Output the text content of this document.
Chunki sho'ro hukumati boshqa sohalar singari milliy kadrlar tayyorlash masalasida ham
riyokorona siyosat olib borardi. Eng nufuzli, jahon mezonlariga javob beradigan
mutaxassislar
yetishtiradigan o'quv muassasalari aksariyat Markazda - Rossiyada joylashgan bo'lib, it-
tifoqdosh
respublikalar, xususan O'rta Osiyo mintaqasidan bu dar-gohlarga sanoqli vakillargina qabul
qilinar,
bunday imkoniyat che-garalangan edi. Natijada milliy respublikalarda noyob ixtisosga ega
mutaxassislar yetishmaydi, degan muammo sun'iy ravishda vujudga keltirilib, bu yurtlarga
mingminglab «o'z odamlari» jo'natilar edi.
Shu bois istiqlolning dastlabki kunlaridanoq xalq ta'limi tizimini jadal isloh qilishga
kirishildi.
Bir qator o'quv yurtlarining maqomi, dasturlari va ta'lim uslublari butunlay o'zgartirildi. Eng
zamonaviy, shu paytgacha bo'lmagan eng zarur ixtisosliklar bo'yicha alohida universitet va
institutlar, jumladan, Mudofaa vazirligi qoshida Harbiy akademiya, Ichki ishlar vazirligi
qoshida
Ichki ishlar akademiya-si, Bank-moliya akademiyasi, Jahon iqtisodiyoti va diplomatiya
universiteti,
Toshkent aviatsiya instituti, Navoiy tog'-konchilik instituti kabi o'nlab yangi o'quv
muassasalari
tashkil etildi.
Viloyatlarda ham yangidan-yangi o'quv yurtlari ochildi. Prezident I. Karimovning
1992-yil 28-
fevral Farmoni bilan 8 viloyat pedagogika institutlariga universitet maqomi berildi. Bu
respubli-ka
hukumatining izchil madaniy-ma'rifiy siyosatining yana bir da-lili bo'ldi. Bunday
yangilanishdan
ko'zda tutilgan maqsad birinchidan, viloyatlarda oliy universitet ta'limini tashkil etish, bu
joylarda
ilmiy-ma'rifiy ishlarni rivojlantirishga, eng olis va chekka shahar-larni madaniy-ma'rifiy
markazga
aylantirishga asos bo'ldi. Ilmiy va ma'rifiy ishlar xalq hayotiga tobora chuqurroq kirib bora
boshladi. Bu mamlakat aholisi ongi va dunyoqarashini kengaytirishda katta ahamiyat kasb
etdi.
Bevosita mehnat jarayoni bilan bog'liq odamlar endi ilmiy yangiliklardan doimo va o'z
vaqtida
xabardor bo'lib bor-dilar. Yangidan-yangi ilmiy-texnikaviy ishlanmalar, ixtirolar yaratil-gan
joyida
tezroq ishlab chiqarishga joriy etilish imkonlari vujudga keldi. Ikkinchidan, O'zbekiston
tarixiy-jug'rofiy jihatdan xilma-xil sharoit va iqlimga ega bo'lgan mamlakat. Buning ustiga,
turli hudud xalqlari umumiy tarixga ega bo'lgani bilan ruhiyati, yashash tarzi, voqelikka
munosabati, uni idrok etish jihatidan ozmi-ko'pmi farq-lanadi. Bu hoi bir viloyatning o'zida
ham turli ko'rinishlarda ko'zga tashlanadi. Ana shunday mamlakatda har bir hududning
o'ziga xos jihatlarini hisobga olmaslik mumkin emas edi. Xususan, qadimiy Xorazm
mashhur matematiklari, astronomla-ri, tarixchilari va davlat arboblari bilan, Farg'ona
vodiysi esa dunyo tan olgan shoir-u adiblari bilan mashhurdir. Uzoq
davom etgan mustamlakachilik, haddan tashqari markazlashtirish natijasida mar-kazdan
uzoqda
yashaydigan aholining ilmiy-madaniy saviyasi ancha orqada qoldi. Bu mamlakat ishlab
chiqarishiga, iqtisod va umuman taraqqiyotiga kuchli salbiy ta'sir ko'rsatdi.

○ ○ ○ ○ ○ ○ ○

Pull out the lines above in which the word "milliy" appears.

Chunki sho'ro hukumati boshqa sohalar singari milliy kadrlar tayyorlash masalasida ham
bunday imkoniyat che-garalangan edi. Natijada milliy respublikalarda noyob ixtisosga ega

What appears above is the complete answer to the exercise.